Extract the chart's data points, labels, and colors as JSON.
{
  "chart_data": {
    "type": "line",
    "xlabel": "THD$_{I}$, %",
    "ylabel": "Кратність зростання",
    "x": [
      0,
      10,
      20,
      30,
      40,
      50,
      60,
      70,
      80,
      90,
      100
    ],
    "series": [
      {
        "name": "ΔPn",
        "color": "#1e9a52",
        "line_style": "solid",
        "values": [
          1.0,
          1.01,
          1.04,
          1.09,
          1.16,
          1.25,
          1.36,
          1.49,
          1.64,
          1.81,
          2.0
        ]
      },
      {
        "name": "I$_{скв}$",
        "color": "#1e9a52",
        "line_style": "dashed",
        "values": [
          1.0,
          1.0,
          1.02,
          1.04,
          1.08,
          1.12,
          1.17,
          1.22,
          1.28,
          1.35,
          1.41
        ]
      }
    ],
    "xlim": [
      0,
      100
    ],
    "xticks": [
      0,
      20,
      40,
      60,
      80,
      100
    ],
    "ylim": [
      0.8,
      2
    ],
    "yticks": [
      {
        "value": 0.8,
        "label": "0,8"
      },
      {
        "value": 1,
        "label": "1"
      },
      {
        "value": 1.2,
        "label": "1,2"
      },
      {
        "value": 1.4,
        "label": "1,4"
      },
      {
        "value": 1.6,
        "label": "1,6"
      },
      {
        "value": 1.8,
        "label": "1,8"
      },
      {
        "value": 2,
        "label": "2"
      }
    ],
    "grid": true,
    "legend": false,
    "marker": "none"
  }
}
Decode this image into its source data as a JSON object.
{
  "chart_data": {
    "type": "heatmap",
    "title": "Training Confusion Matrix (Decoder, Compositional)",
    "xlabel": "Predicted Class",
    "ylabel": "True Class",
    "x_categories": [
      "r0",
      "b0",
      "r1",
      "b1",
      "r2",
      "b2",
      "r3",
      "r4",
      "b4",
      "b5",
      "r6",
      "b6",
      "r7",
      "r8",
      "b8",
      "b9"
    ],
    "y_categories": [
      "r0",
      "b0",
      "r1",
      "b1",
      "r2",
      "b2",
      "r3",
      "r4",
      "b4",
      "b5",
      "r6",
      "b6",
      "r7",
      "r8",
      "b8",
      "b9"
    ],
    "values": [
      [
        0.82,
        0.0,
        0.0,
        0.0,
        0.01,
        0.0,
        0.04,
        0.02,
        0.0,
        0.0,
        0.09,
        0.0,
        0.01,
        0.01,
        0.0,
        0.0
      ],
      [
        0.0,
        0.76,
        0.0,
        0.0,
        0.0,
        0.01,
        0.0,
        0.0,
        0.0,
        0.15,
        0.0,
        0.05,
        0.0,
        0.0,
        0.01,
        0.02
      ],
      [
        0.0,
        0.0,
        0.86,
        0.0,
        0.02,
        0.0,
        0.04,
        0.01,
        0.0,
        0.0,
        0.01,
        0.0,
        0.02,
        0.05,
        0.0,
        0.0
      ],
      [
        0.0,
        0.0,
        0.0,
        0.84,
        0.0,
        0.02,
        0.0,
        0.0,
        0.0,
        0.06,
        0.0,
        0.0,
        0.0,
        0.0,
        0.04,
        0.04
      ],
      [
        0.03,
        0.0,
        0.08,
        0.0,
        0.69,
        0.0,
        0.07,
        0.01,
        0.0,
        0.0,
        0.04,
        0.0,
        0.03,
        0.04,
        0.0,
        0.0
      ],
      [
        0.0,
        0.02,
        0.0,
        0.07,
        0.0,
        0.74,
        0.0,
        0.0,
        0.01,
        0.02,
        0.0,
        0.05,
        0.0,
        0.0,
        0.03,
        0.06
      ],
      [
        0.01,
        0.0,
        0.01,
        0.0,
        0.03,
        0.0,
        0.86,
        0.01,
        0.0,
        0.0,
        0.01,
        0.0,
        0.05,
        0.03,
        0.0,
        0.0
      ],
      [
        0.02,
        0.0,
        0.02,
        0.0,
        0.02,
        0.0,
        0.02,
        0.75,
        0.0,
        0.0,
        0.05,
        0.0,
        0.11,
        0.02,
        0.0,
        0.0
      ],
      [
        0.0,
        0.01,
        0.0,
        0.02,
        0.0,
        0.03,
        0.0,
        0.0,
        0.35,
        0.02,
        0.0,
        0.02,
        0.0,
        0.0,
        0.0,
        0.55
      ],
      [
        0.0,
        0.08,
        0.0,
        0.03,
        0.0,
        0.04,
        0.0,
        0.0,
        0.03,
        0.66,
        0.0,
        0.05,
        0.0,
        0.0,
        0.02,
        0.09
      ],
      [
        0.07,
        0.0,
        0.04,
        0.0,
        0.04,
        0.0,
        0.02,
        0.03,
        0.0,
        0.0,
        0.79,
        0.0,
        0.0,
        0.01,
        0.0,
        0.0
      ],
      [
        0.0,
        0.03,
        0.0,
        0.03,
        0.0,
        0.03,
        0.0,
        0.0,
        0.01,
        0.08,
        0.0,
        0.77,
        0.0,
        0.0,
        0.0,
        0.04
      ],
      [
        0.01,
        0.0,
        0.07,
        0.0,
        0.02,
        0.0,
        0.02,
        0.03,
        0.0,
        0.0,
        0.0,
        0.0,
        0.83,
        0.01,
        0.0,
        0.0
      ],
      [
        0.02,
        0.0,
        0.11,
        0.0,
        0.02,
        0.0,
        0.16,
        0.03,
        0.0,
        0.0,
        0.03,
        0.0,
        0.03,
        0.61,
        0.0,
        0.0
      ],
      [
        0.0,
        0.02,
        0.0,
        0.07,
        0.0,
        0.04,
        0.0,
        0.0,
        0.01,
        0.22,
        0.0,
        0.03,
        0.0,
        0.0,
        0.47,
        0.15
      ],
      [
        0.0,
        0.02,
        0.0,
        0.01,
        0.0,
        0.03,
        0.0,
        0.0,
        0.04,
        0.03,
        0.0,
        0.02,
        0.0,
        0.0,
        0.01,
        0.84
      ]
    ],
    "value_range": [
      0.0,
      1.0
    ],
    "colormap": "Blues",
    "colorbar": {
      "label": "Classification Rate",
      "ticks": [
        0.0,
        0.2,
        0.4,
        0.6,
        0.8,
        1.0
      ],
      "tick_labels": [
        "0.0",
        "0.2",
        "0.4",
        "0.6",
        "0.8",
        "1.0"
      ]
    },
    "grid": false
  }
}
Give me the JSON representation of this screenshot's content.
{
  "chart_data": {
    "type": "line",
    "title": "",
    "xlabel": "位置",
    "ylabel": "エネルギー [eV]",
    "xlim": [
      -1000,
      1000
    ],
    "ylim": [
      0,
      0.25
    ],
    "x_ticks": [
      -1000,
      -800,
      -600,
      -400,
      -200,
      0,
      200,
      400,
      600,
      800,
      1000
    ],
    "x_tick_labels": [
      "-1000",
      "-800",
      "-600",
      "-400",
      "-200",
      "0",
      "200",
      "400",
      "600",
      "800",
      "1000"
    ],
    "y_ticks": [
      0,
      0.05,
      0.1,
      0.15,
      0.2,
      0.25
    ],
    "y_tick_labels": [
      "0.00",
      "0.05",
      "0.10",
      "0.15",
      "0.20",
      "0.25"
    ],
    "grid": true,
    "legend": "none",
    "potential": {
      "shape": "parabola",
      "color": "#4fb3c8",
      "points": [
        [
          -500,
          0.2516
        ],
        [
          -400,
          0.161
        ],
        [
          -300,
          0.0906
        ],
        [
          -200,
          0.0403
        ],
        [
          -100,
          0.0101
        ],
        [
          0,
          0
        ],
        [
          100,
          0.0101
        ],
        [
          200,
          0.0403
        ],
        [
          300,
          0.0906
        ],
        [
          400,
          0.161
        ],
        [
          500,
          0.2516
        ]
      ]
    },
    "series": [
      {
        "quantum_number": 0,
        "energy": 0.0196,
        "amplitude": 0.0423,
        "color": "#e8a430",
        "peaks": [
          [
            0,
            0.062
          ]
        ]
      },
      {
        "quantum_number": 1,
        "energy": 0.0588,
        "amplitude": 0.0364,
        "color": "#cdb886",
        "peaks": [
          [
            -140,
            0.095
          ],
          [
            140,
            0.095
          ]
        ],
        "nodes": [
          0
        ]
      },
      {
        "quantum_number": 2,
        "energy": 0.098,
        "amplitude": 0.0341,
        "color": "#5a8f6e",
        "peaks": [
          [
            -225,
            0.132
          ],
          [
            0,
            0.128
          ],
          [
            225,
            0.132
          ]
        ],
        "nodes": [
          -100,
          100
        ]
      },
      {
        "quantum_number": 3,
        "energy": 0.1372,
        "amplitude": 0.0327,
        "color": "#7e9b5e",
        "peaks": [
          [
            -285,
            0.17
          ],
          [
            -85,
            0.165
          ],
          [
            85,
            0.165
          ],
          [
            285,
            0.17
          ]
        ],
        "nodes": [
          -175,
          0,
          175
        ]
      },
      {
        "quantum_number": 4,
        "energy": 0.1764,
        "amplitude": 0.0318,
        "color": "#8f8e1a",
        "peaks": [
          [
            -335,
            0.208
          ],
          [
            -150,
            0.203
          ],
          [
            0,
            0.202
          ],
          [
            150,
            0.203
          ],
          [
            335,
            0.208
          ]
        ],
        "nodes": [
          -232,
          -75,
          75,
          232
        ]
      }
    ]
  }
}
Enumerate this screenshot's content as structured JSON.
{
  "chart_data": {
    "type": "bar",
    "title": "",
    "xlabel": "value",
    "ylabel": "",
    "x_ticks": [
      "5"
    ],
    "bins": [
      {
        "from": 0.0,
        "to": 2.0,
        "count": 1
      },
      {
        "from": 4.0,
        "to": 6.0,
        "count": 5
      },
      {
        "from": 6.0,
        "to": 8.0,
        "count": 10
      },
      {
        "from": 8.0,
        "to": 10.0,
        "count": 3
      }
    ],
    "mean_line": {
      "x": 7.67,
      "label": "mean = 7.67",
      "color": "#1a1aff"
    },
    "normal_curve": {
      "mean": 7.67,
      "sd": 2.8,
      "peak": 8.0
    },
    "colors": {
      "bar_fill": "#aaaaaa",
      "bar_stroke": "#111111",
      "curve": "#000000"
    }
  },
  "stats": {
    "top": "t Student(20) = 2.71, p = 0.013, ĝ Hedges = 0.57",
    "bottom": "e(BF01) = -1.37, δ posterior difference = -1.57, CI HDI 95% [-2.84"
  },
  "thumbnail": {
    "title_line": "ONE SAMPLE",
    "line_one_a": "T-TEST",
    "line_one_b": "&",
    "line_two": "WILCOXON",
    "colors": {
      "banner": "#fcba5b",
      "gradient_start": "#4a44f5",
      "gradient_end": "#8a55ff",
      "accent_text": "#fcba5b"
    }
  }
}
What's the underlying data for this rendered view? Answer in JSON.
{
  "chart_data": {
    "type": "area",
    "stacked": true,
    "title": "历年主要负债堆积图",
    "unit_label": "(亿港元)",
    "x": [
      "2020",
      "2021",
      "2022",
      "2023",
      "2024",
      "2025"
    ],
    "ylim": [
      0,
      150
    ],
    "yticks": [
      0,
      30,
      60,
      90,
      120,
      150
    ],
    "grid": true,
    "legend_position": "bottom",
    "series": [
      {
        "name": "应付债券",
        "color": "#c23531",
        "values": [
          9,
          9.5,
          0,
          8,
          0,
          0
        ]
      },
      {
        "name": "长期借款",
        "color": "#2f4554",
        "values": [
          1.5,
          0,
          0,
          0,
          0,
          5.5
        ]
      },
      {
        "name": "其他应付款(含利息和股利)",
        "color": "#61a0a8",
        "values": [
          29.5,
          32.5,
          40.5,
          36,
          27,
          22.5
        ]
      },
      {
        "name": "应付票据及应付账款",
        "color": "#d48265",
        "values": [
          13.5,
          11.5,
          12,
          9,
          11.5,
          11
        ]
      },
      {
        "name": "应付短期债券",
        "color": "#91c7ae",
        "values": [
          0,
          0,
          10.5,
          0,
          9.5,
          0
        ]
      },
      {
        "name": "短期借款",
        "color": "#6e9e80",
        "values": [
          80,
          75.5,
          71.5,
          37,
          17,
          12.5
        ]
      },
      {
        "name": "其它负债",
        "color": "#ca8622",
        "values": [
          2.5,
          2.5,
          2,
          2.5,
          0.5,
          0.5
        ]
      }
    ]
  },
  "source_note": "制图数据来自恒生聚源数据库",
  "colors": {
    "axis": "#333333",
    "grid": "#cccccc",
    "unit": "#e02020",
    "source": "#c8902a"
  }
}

Instructions to follow:
What is the number of lines that hold the string "ylabel"? Give it alone.

Exercise answer:
4